▶ Problem to work on: Below is a block of records; repeat each one exactly.

▶ Records for the task:
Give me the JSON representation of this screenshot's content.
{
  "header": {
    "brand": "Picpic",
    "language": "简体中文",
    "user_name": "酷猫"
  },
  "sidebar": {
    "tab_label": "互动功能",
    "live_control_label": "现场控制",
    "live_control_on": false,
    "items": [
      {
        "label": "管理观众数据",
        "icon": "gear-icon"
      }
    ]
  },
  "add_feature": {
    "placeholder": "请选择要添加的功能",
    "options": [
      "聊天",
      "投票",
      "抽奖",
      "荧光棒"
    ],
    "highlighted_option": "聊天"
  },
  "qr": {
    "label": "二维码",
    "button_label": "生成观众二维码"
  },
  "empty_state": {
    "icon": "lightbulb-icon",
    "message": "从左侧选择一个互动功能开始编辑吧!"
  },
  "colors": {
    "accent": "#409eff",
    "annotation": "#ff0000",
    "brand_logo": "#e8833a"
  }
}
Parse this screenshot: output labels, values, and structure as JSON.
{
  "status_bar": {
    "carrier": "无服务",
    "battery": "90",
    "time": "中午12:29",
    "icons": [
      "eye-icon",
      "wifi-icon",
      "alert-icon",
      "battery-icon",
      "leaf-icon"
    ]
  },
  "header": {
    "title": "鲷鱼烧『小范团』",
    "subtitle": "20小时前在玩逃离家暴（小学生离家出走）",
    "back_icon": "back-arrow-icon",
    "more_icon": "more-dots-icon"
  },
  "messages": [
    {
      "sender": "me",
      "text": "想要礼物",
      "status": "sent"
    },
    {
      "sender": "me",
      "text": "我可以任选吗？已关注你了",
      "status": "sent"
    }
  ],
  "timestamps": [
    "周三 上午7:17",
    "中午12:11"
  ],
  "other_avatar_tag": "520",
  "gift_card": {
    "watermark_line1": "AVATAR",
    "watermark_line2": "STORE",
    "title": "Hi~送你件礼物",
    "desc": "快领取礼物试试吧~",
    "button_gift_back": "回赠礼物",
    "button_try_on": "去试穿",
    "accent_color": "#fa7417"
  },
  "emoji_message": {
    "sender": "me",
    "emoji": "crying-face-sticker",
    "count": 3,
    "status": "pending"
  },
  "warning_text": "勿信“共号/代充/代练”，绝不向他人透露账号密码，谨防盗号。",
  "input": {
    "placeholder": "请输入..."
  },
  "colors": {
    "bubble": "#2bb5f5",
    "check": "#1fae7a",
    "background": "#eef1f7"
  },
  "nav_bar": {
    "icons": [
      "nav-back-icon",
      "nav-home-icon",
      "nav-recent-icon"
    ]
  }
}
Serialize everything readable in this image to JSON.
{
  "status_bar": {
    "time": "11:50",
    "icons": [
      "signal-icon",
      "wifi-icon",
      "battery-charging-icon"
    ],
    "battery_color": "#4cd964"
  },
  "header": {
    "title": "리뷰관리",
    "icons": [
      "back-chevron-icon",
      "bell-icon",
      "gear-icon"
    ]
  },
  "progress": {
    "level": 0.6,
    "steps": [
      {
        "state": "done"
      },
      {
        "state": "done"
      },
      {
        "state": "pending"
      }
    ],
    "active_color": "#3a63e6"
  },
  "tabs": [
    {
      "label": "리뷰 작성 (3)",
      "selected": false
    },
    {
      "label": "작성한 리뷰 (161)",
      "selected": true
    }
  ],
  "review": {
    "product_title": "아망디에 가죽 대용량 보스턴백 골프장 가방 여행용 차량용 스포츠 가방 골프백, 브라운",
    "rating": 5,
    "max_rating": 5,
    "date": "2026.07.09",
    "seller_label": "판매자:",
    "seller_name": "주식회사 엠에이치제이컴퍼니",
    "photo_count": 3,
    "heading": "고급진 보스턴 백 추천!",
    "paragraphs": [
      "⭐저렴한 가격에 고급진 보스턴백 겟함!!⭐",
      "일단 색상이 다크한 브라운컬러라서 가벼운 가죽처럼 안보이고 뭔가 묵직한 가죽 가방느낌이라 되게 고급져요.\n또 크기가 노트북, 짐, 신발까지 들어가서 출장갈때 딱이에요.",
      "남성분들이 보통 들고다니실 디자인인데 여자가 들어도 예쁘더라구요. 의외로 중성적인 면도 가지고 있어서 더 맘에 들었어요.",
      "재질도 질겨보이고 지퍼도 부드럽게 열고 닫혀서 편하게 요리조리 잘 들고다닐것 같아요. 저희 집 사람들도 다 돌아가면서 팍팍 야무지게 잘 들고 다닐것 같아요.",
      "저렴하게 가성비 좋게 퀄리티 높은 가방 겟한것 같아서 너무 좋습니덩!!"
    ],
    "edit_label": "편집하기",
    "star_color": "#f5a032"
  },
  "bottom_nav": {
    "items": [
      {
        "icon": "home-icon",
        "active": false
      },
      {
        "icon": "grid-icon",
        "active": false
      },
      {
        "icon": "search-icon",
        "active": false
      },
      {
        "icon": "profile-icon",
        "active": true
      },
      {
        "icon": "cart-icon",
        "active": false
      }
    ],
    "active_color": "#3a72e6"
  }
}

▶ Expected answer:
Give me the JSON representation of this screenshot's content.
{
  "header": {
    "brand": "Picpic",
    "language": "简体中文",
    "user_name": "酷猫"
  },
  "sidebar": {
    "tab_label": "互动功能",
    "live_control_label": "现场控制",
    "live_control_on": false,
    "items": [
      {
        "label": "管理观众数据",
        "icon": "gear-icon"
      }
    ]
  },
  "add_feature": {
    "placeholder": "请选择要添加的功能",
    "options": [
      "聊天",
      "投票",
      "抽奖",
      "荧光棒"
    ],
    "highlighted_option": "聊天"
  },
  "qr": {
    "label": "二维码",
    "button_label": "生成观众二维码"
  },
  "empty_state": {
    "icon": "lightbulb-icon",
    "message": "从左侧选择一个互动功能开始编辑吧!"
  },
  "colors": {
    "accent": "#409eff",
    "annotation": "#ff0000",
    "brand_logo": "#e8833a"
  }
}
Parse this screenshot: output labels, values, and structure as JSON.
{
  "status_bar": {
    "carrier": "无服务",
    "battery": "90",
    "time": "中午12:29",
    "icons": [
      "eye-icon",
      "wifi-icon",
      "alert-icon",
      "battery-icon",
      "leaf-icon"
    ]
  },
  "header": {
    "title": "鲷鱼烧『小范团』",
    "subtitle": "20小时前在玩逃离家暴（小学生离家出走）",
    "back_icon": "back-arrow-icon",
    "more_icon": "more-dots-icon"
  },
  "messages": [
    {
      "sender": "me",
      "text": "想要礼物",
      "status": "sent"
    },
    {
      "sender": "me",
      "text": "我可以任选吗？已关注你了",
      "status": "sent"
    }
  ],
  "timestamps": [
    "周三 上午7:17",
    "中午12:11"
  ],
  "other_avatar_tag": "520",
  "gift_card": {
    "watermark_line1": "AVATAR",
    "watermark_line2": "STORE",
    "title": "Hi~送你件礼物",
    "desc": "快领取礼物试试吧~",
    "button_gift_back": "回赠礼物",
    "button_try_on": "去试穿",
    "accent_color": "#fa7417"
  },
  "emoji_message": {
    "sender": "me",
    "emoji": "crying-face-sticker",
    "count": 3,
    "status": "pending"
  },
  "warning_text": "勿信“共号/代充/代练”，绝不向他人透露账号密码，谨防盗号。",
  "input": {
    "placeholder": "请输入..."
  },
  "colors": {
    "bubble": "#2bb5f5",
    "check": "#1fae7a",
    "background": "#eef1f7"
  },
  "nav_bar": {
    "icons": [
      "nav-back-icon",
      "nav-home-icon",
      "nav-recent-icon"
    ]
  }
}
Serialize everything readable in this image to JSON.
{
  "status_bar": {
    "time": "11:50",
    "icons": [
      "signal-icon",
      "wifi-icon",
      "battery-charging-icon"
    ],
    "battery_color": "#4cd964"
  },
  "header": {
    "title": "리뷰관리",
    "icons": [
      "back-chevron-icon",
      "bell-icon",
      "gear-icon"
    ]
  },
  "progress": {
    "level": 0.6,
    "steps": [
      {
        "state": "done"
      },
      {
        "state": "done"
      },
      {
        "state": "pending"
      }
    ],
    "active_color": "#3a63e6"
  },
  "tabs": [
    {
      "label": "리뷰 작성 (3)",
      "selected": false
    },
    {
      "label": "작성한 리뷰 (161)",
      "selected": true
    }
  ],
  "review": {
    "product_title": "아망디에 가죽 대용량 보스턴백 골프장 가방 여행용 차량용 스포츠 가방 골프백, 브라운",
    "rating": 5,
    "max_rating": 5,
    "date": "2026.07.09",
    "seller_label": "판매자:",
    "seller_name": "주식회사 엠에이치제이컴퍼니",
    "photo_count": 3,
    "heading": "고급진 보스턴 백 추천!",
    "paragraphs": [
      "⭐저렴한 가격에 고급진 보스턴백 겟함!!⭐",
      "일단 색상이 다크한 브라운컬러라서 가벼운 가죽처럼 안보이고 뭔가 묵직한 가죽 가방느낌이라 되게 고급져요.\n또 크기가 노트북, 짐, 신발까지 들어가서 출장갈때 딱이에요.",
      "남성분들이 보통 들고다니실 디자인인데 여자가 들어도 예쁘더라구요. 의외로 중성적인 면도 가지고 있어서 더 맘에 들었어요.",
      "재질도 질겨보이고 지퍼도 부드럽게 열고 닫혀서 편하게 요리조리 잘 들고다닐것 같아요. 저희 집 사람들도 다 돌아가면서 팍팍 야무지게 잘 들고 다닐것 같아요.",
      "저렴하게 가성비 좋게 퀄리티 높은 가방 겟한것 같아서 너무 좋습니덩!!"
    ],
    "edit_label": "편집하기",
    "star_color": "#f5a032"
  },
  "bottom_nav": {
    "items": [
      {
        "icon": "home-icon",
        "active": false
      },
      {
        "icon": "grid-icon",
        "active": false
      },
      {
        "icon": "search-icon",
        "active": false
      },
      {
        "icon": "profile-icon",
        "active": true
      },
      {
        "icon": "cart-icon",
        "active": false
      }
    ],
    "active_color": "#3a72e6"
  }
}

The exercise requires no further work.